- **TO DO**
Make an exact copy of the entries, and keep any pictures out of it.

- **ENTRIES PROVIDED**

▼

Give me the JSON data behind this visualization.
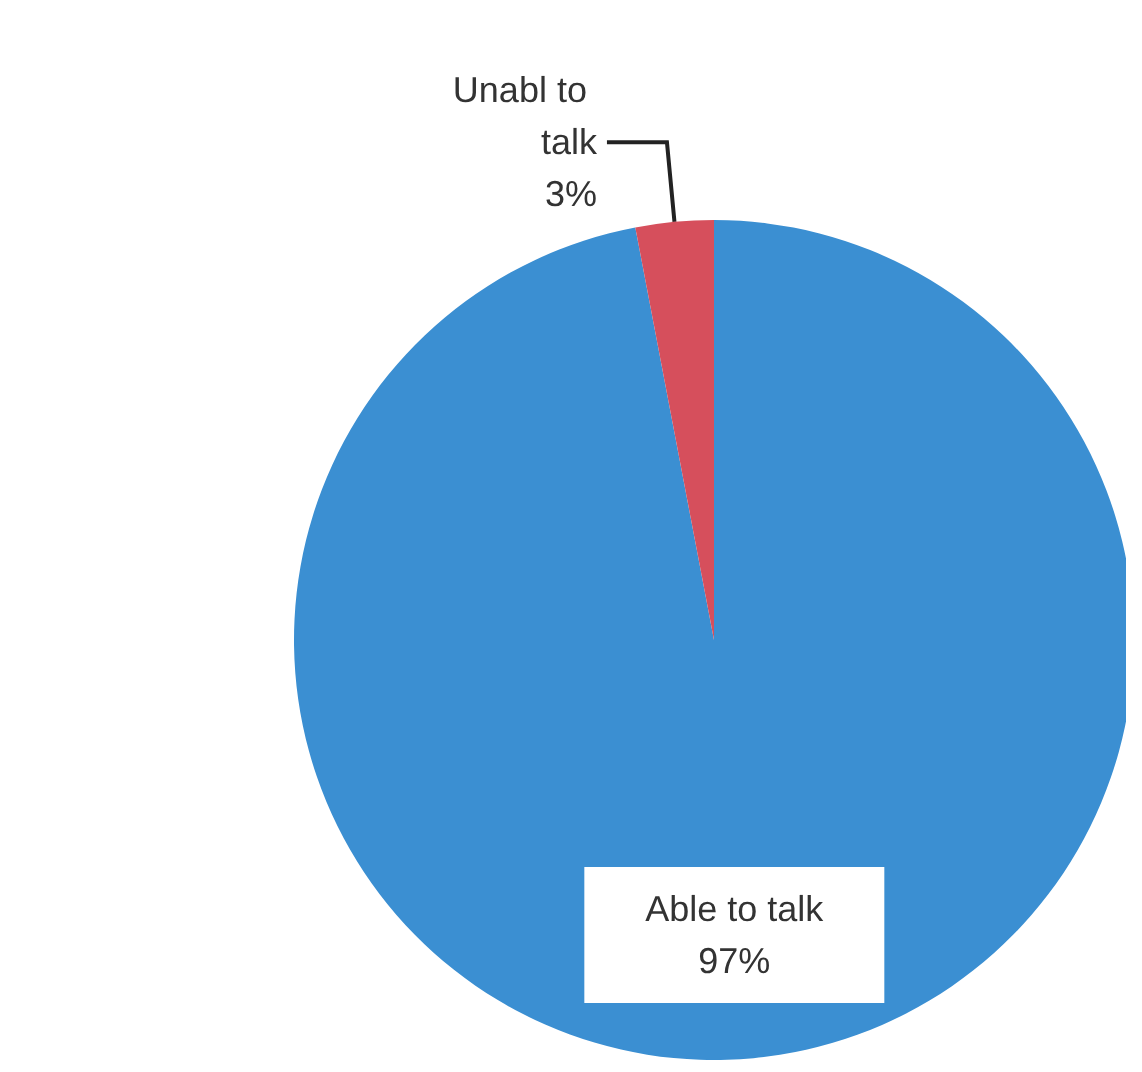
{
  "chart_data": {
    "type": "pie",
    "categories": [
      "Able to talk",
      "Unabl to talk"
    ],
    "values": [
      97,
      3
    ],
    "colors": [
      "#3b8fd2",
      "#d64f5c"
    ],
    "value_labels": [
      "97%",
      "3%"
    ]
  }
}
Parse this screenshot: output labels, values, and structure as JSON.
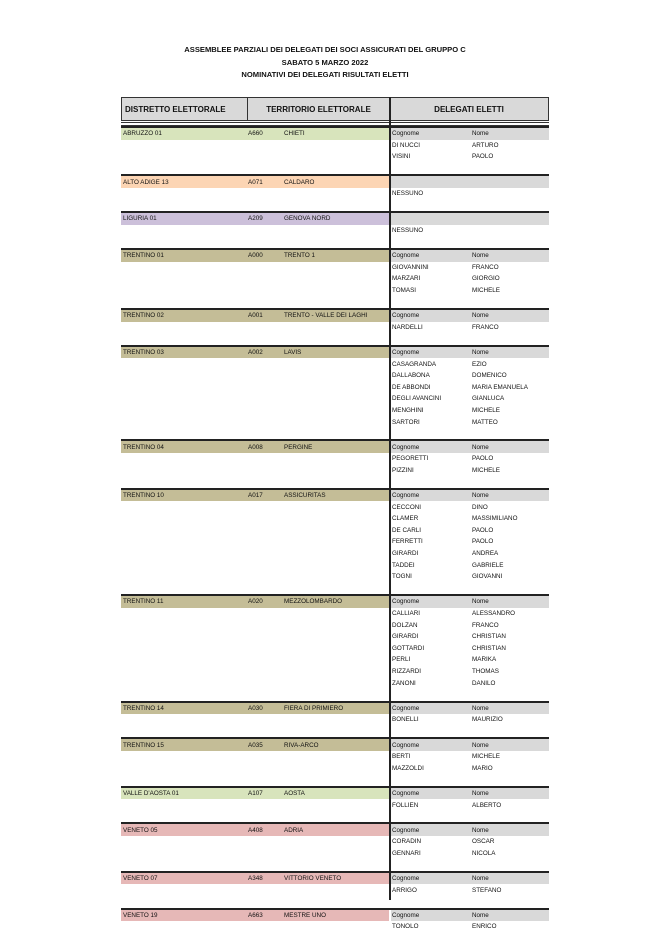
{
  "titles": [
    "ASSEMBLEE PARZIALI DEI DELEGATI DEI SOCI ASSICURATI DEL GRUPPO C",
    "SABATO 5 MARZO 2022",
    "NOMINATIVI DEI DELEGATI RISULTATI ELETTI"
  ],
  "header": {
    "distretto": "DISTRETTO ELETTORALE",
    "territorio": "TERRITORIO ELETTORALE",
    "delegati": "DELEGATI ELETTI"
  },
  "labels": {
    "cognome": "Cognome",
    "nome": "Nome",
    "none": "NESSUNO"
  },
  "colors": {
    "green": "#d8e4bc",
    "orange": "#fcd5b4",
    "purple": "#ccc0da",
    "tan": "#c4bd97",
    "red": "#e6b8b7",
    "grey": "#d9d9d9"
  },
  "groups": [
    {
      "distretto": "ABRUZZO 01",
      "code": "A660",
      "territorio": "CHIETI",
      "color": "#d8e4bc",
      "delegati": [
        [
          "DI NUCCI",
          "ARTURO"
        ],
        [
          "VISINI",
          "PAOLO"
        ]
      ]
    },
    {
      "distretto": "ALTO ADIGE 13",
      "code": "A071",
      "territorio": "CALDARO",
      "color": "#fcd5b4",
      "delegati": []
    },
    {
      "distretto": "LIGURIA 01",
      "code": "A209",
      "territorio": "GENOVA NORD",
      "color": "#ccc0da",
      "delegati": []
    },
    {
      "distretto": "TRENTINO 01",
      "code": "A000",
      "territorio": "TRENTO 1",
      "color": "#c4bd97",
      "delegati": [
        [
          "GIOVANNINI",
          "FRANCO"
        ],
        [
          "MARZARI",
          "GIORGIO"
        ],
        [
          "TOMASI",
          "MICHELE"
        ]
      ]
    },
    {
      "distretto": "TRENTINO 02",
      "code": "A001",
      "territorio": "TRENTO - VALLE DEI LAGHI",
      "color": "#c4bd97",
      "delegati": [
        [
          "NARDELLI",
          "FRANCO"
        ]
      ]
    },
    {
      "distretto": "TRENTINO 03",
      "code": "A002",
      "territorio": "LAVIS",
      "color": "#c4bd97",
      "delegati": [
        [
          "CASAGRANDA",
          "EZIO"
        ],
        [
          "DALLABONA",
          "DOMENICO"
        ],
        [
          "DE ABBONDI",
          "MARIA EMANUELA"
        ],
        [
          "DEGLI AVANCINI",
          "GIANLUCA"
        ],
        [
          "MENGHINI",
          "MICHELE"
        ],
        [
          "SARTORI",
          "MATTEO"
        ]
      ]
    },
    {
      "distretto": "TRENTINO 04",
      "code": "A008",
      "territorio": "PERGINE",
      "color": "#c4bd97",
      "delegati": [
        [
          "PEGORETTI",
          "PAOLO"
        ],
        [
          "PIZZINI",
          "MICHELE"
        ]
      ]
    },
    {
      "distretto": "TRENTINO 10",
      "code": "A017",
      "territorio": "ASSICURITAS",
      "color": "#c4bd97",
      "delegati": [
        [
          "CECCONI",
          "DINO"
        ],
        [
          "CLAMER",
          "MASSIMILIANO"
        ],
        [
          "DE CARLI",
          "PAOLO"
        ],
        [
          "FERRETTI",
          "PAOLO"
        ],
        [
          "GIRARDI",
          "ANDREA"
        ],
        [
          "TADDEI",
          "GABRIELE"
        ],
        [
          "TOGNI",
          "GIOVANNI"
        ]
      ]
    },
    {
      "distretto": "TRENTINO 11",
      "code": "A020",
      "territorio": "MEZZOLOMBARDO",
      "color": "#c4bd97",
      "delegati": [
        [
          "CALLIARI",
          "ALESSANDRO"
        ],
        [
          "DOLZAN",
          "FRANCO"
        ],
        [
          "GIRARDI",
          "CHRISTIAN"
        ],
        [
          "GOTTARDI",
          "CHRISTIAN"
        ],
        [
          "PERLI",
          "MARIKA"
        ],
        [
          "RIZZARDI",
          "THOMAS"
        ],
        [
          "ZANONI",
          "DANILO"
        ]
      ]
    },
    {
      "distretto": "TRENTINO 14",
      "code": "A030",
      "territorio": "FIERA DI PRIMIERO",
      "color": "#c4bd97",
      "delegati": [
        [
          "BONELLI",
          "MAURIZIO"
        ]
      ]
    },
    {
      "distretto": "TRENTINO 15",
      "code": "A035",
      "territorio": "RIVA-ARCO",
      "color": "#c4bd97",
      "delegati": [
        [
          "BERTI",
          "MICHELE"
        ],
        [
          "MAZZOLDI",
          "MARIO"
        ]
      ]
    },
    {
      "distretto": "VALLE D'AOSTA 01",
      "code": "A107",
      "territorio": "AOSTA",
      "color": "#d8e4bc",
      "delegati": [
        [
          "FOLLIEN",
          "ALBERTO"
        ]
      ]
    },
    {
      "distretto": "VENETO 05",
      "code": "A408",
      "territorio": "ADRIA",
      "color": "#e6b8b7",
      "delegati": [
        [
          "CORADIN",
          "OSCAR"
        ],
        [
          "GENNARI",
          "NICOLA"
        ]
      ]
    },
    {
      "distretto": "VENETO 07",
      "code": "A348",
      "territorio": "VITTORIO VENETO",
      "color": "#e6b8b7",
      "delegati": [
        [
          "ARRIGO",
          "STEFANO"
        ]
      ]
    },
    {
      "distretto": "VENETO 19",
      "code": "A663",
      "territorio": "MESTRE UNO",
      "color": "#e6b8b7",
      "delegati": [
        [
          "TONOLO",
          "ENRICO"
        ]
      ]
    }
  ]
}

▲

- **WRITTEN REPLY**
Give me the JSON data behind this visualization.
{
  "chart_data": {
    "type": "pie",
    "categories": [
      "Able to talk",
      "Unabl to talk"
    ],
    "values": [
      97,
      3
    ],
    "colors": [
      "#3b8fd2",
      "#d64f5c"
    ],
    "value_labels": [
      "97%",
      "3%"
    ]
  }
}
Parse this screenshot: output labels, values, and structure as JSON.
{
  "titles": [
    "ASSEMBLEE PARZIALI DEI DELEGATI DEI SOCI ASSICURATI DEL GRUPPO C",
    "SABATO 5 MARZO 2022",
    "NOMINATIVI DEI DELEGATI RISULTATI ELETTI"
  ],
  "header": {
    "distretto": "DISTRETTO ELETTORALE",
    "territorio": "TERRITORIO ELETTORALE",
    "delegati": "DELEGATI ELETTI"
  },
  "labels": {
    "cognome": "Cognome",
    "nome": "Nome",
    "none": "NESSUNO"
  },
  "colors": {
    "green": "#d8e4bc",
    "orange": "#fcd5b4",
    "purple": "#ccc0da",
    "tan": "#c4bd97",
    "red": "#e6b8b7",
    "grey": "#d9d9d9"
  },
  "groups": [
    {
      "distretto": "ABRUZZO 01",
      "code": "A660",
      "territorio": "CHIETI",
      "color": "#d8e4bc",
      "delegati": [
        [
          "DI NUCCI",
          "ARTURO"
        ],
        [
          "VISINI",
          "PAOLO"
        ]
      ]
    },
    {
      "distretto": "ALTO ADIGE 13",
      "code": "A071",
      "territorio": "CALDARO",
      "color": "#fcd5b4",
      "delegati": []
    },
    {
      "distretto": "LIGURIA 01",
      "code": "A209",
      "territorio": "GENOVA NORD",
      "color": "#ccc0da",
      "delegati": []
    },
    {
      "distretto": "TRENTINO 01",
      "code": "A000",
      "territorio": "TRENTO 1",
      "color": "#c4bd97",
      "delegati": [
        [
          "GIOVANNINI",
          "FRANCO"
        ],
        [
          "MARZARI",
          "GIORGIO"
        ],
        [
          "TOMASI",
          "MICHELE"
        ]
      ]
    },
    {
      "distretto": "TRENTINO 02",
      "code": "A001",
      "territorio": "TRENTO - VALLE DEI LAGHI",
      "color": "#c4bd97",
      "delegati": [
        [
          "NARDELLI",
          "FRANCO"
        ]
      ]
    },
    {
      "distretto": "TRENTINO 03",
      "code": "A002",
      "territorio": "LAVIS",
      "color": "#c4bd97",
      "delegati": [
        [
          "CASAGRANDA",
          "EZIO"
        ],
        [
          "DALLABONA",
          "DOMENICO"
        ],
        [
          "DE ABBONDI",
          "MARIA EMANUELA"
        ],
        [
          "DEGLI AVANCINI",
          "GIANLUCA"
        ],
        [
          "MENGHINI",
          "MICHELE"
        ],
        [
          "SARTORI",
          "MATTEO"
        ]
      ]
    },
    {
      "distretto": "TRENTINO 04",
      "code": "A008",
      "territorio": "PERGINE",
      "color": "#c4bd97",
      "delegati": [
        [
          "PEGORETTI",
          "PAOLO"
        ],
        [
          "PIZZINI",
          "MICHELE"
        ]
      ]
    },
    {
      "distretto": "TRENTINO 10",
      "code": "A017",
      "territorio": "ASSICURITAS",
      "color": "#c4bd97",
      "delegati": [
        [
          "CECCONI",
          "DINO"
        ],
        [
          "CLAMER",
          "MASSIMILIANO"
        ],
        [
          "DE CARLI",
          "PAOLO"
        ],
        [
          "FERRETTI",
          "PAOLO"
        ],
        [
          "GIRARDI",
          "ANDREA"
        ],
        [
          "TADDEI",
          "GABRIELE"
        ],
        [
          "TOGNI",
          "GIOVANNI"
        ]
      ]
    },
    {
      "distretto": "TRENTINO 11",
      "code": "A020",
      "territorio": "MEZZOLOMBARDO",
      "color": "#c4bd97",
      "delegati": [
        [
          "CALLIARI",
          "ALESSANDRO"
        ],
        [
          "DOLZAN",
          "FRANCO"
        ],
        [
          "GIRARDI",
          "CHRISTIAN"
        ],
        [
          "GOTTARDI",
          "CHRISTIAN"
        ],
        [
          "PERLI",
          "MARIKA"
        ],
        [
          "RIZZARDI",
          "THOMAS"
        ],
        [
          "ZANONI",
          "DANILO"
        ]
      ]
    },
    {
      "distretto": "TRENTINO 14",
      "code": "A030",
      "territorio": "FIERA DI PRIMIERO",
      "color": "#c4bd97",
      "delegati": [
        [
          "BONELLI",
          "MAURIZIO"
        ]
      ]
    },
    {
      "distretto": "TRENTINO 15",
      "code": "A035",
      "territorio": "RIVA-ARCO",
      "color": "#c4bd97",
      "delegati": [
        [
          "BERTI",
          "MICHELE"
        ],
        [
          "MAZZOLDI",
          "MARIO"
        ]
      ]
    },
    {
      "distretto": "VALLE D'AOSTA 01",
      "code": "A107",
      "territorio": "AOSTA",
      "color": "#d8e4bc",
      "delegati": [
        [
          "FOLLIEN",
          "ALBERTO"
        ]
      ]
    },
    {
      "distretto": "VENETO 05",
      "code": "A408",
      "territorio": "ADRIA",
      "color": "#e6b8b7",
      "delegati": [
        [
          "CORADIN",
          "OSCAR"
        ],
        [
          "GENNARI",
          "NICOLA"
        ]
      ]
    },
    {
      "distretto": "VENETO 07",
      "code": "A348",
      "territorio": "VITTORIO VENETO",
      "color": "#e6b8b7",
      "delegati": [
        [
          "ARRIGO",
          "STEFANO"
        ]
      ]
    },
    {
      "distretto": "VENETO 19",
      "code": "A663",
      "territorio": "MESTRE UNO",
      "color": "#e6b8b7",
      "delegati": [
        [
          "TONOLO",
          "ENRICO"
        ]
      ]
    }
  ]
}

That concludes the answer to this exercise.